* _Objective_
Report every line in the items below that contains the string "Edit". Letter case matters.

^^^^

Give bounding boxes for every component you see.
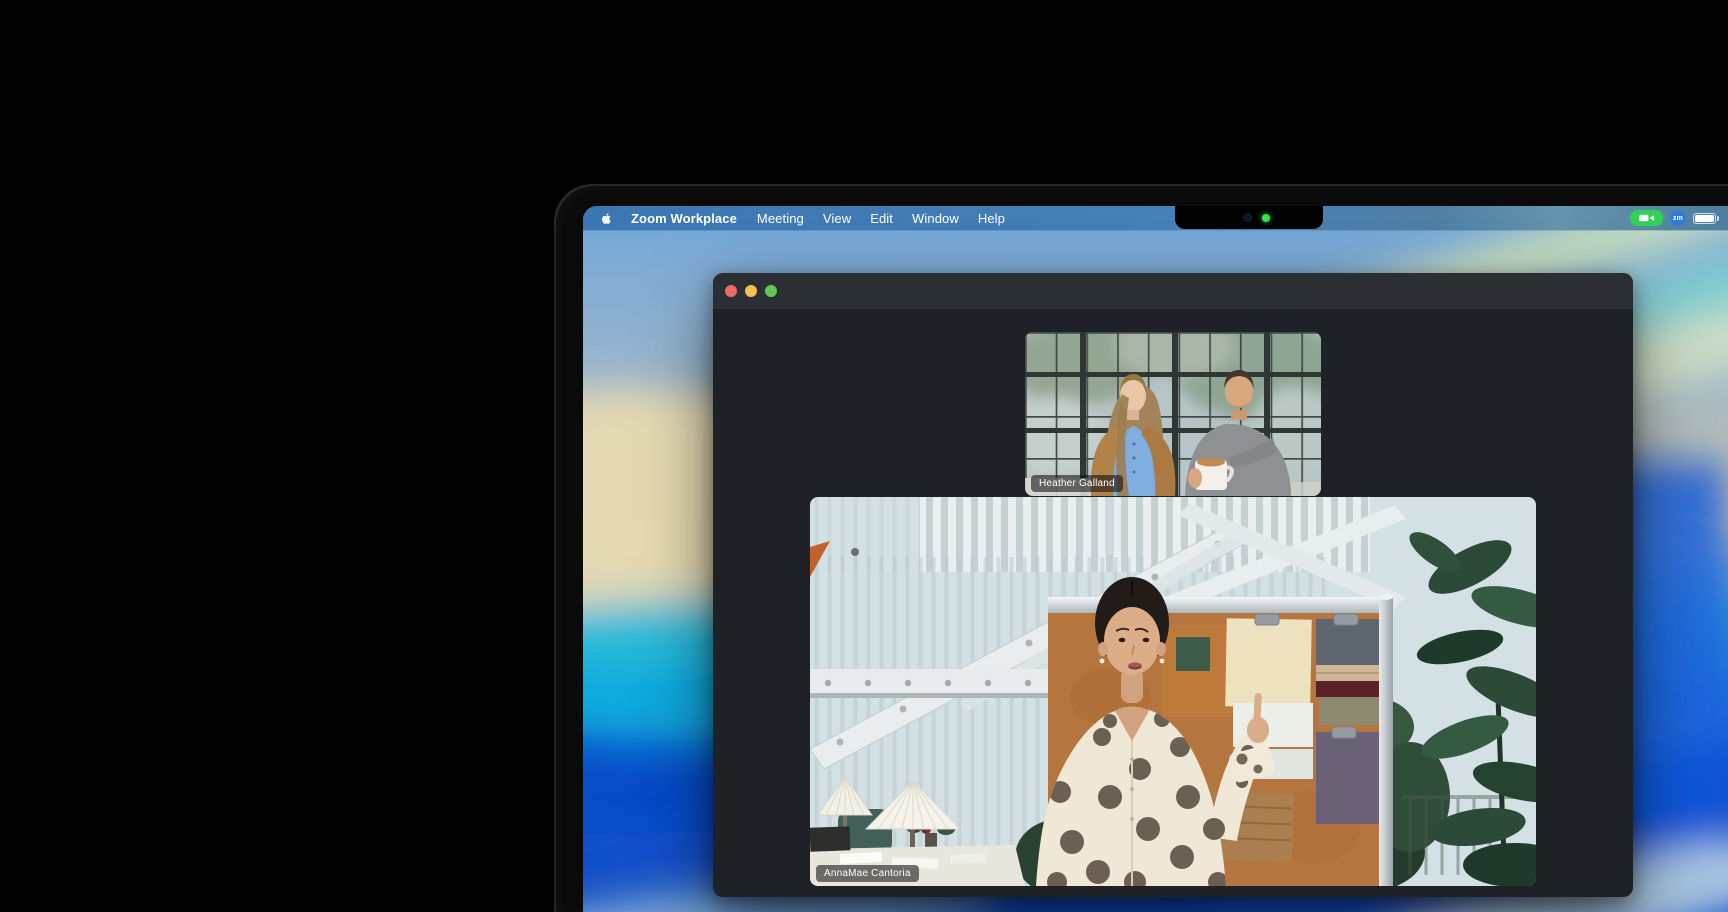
zoom-meeting-window: Heather Galland bbox=[713, 273, 1633, 897]
close-button[interactable] bbox=[725, 285, 737, 297]
menu-app-name[interactable]: Zoom Workplace bbox=[631, 211, 737, 226]
menu-item-view[interactable]: View bbox=[823, 211, 851, 226]
fullscreen-button[interactable] bbox=[765, 285, 777, 297]
menu-item-help[interactable]: Help bbox=[978, 211, 1005, 226]
video-tile-primary[interactable]: AnnaMae Cantoria bbox=[810, 497, 1536, 886]
swatch-olive bbox=[1319, 697, 1380, 725]
camera-active-indicator-icon[interactable] bbox=[1630, 210, 1663, 226]
apple-menu[interactable] bbox=[600, 211, 613, 226]
menu-item-window[interactable]: Window bbox=[912, 211, 959, 226]
participant-name-label: Heather Galland bbox=[1031, 475, 1123, 493]
swatch-gray bbox=[1316, 619, 1380, 667]
swatch-purple bbox=[1316, 732, 1383, 824]
video-tile-secondary[interactable]: Heather Galland bbox=[1025, 332, 1321, 496]
minimize-button[interactable] bbox=[745, 285, 757, 297]
zoom-app-icon[interactable]: zm bbox=[1670, 210, 1686, 226]
video-grid: Heather Galland bbox=[713, 309, 1633, 897]
menubar-status-icons: zm bbox=[1630, 210, 1719, 226]
video-camera-icon bbox=[1636, 213, 1658, 223]
menu-item-meeting[interactable]: Meeting bbox=[757, 211, 804, 226]
camera-notch bbox=[1175, 206, 1323, 229]
video-feed-two-participants bbox=[1025, 332, 1321, 496]
menu-item-edit[interactable]: Edit bbox=[870, 211, 893, 226]
stage: Zoom Workplace Meeting View Edit Window … bbox=[0, 0, 1728, 912]
camera-lens-icon bbox=[1243, 213, 1252, 222]
camera-on-indicator-light bbox=[1262, 214, 1270, 222]
window-titlebar[interactable] bbox=[713, 273, 1633, 309]
video-feed-speaker bbox=[810, 497, 1536, 886]
swatch-cream bbox=[1225, 618, 1312, 707]
swatch-dark-green bbox=[1176, 637, 1210, 671]
participant-name-label: AnnaMae Cantoria bbox=[816, 865, 919, 883]
battery-icon[interactable] bbox=[1693, 213, 1719, 224]
macbook-screen: Zoom Workplace Meeting View Edit Window … bbox=[583, 206, 1728, 912]
swatch-dark-red bbox=[1316, 681, 1381, 697]
apple-logo-icon bbox=[600, 211, 613, 226]
macbook: Zoom Workplace Meeting View Edit Window … bbox=[554, 184, 1728, 912]
menu-bar: Zoom Workplace Meeting View Edit Window … bbox=[583, 206, 1728, 230]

^^^^

* _Answer to this exercise_
menu-item-edit[interactable]: Edit bbox=[870, 211, 893, 226]
stage: Zoom Workplace Meeting View Edit Window … bbox=[0, 0, 1728, 912]
macbook-screen: Zoom Workplace Meeting View Edit Window … bbox=[583, 206, 1728, 912]
macbook: Zoom Workplace Meeting View Edit Window … bbox=[554, 184, 1728, 912]
menu-bar: Zoom Workplace Meeting View Edit Window … bbox=[583, 206, 1728, 230]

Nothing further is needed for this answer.